§ Goal
Look through the listing for the word "title". Copy each line that has it.

[Dataset records]
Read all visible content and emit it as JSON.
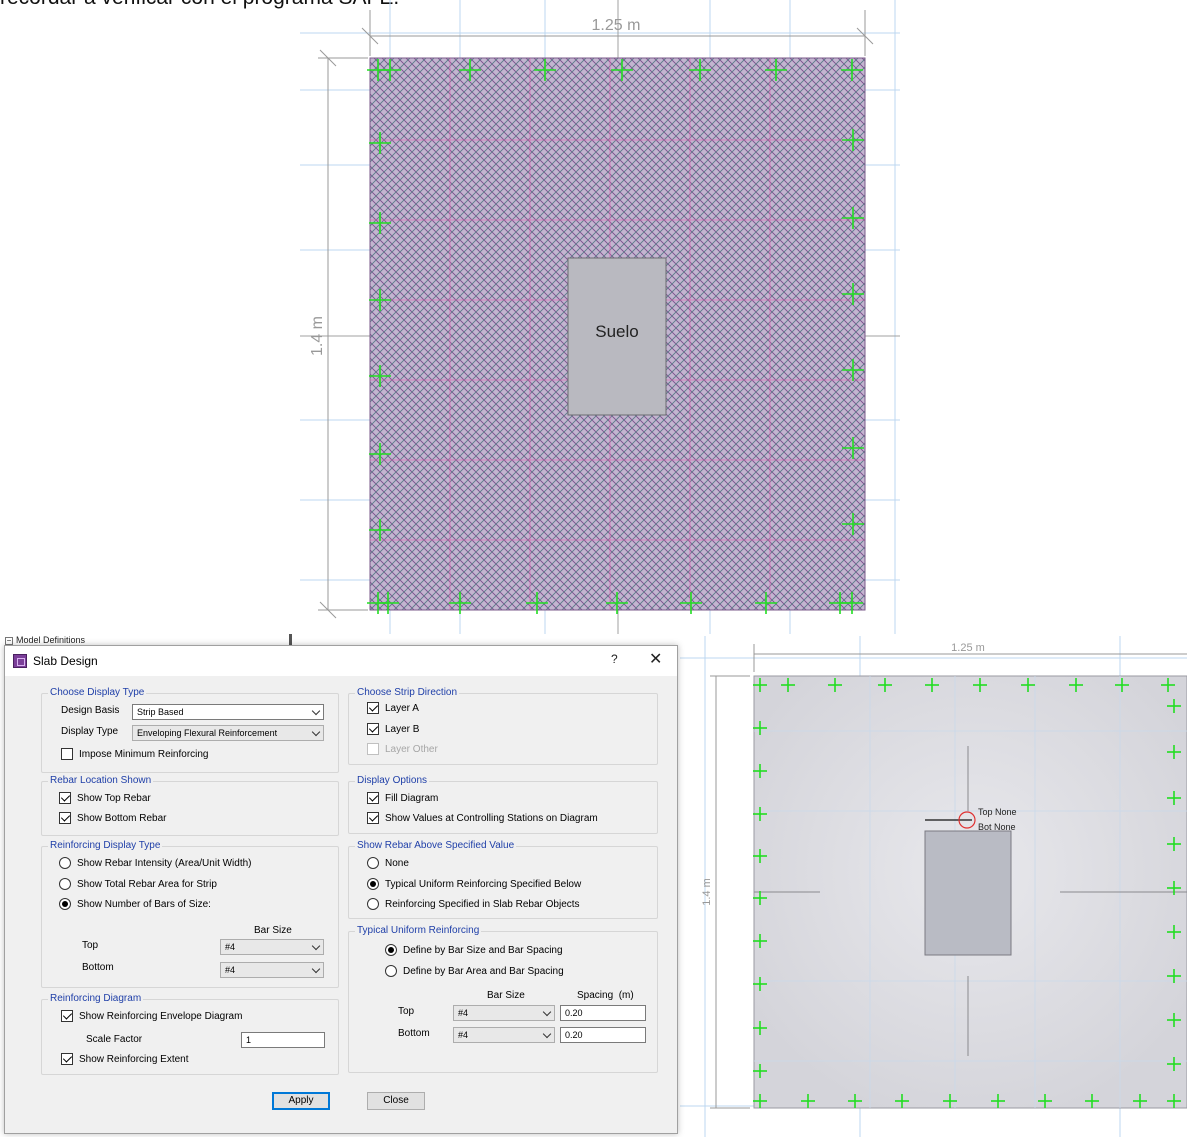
{
  "page": {
    "top_text": "recordar a verificar con el programa SAFE.",
    "tree_label": "Model Definitions"
  },
  "plan_top": {
    "width_label": "1.25 m",
    "height_label": "1.4 m",
    "column_label": "Suelo"
  },
  "plan_bottom": {
    "width_label": "1.25 m",
    "height_label": "1.4 m",
    "top_label": "Top None",
    "bot_label": "Bot None"
  },
  "dialog": {
    "title": "Slab Design",
    "help_label": "?",
    "close_symbol": "✕",
    "display_type": {
      "title": "Choose Display Type",
      "design_basis_label": "Design Basis",
      "design_basis_value": "Strip Based",
      "display_type_label": "Display Type",
      "display_type_value": "Enveloping Flexural Reinforcement",
      "impose_min_label": "Impose Minimum Reinforcing"
    },
    "strip_direction": {
      "title": "Choose Strip Direction",
      "layer_a": "Layer A",
      "layer_b": "Layer B",
      "layer_other": "Layer Other"
    },
    "rebar_location": {
      "title": "Rebar Location Shown",
      "top": "Show Top Rebar",
      "bottom": "Show Bottom Rebar"
    },
    "display_options": {
      "title": "Display Options",
      "fill": "Fill Diagram",
      "values": "Show Values at Controlling Stations on Diagram"
    },
    "reinforcing_display": {
      "title": "Reinforcing Display Type",
      "intensity": "Show Rebar Intensity (Area/Unit Width)",
      "total_area": "Show Total Rebar Area for Strip",
      "num_bars": "Show Number of Bars of Size:",
      "bar_size_header": "Bar Size",
      "top_label": "Top",
      "top_value": "#4",
      "bottom_label": "Bottom",
      "bottom_value": "#4"
    },
    "rebar_above": {
      "title": "Show Rebar Above Specified Value",
      "none": "None",
      "typical": "Typical Uniform Reinforcing Specified Below",
      "slab_objects": "Reinforcing Specified in Slab Rebar Objects"
    },
    "typical_uniform": {
      "title": "Typical Uniform Reinforcing",
      "by_size": "Define by Bar Size and Bar Spacing",
      "by_area": "Define by Bar Area and Bar Spacing",
      "bar_size_header": "Bar Size",
      "spacing_header": "Spacing",
      "spacing_unit": "(m)",
      "top_label": "Top",
      "top_size": "#4",
      "top_spacing": "0.20",
      "bottom_label": "Bottom",
      "bottom_size": "#4",
      "bottom_spacing": "0.20"
    },
    "reinforcing_diagram": {
      "title": "Reinforcing Diagram",
      "envelope": "Show Reinforcing Envelope Diagram",
      "scale_label": "Scale Factor",
      "scale_value": "1",
      "extent": "Show Reinforcing Extent"
    },
    "apply_label": "Apply",
    "close_label": "Close"
  },
  "colors": {
    "slab_fill": "#b7a4c6",
    "grid_line": "#bcd7f0",
    "marker": "#22dd22",
    "accent_text": "#1f3fa8"
  }
}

§ Solution
    "title": "Slab Design",
      "title": "Choose Display Type",
      "title": "Choose Strip Direction",
      "title": "Rebar Location Shown",
      "title": "Display Options",
      "title": "Reinforcing Display Type",
      "title": "Show Rebar Above Specified Value",
      "title": "Typical Uniform Reinforcing",
      "title": "Reinforcing Diagram",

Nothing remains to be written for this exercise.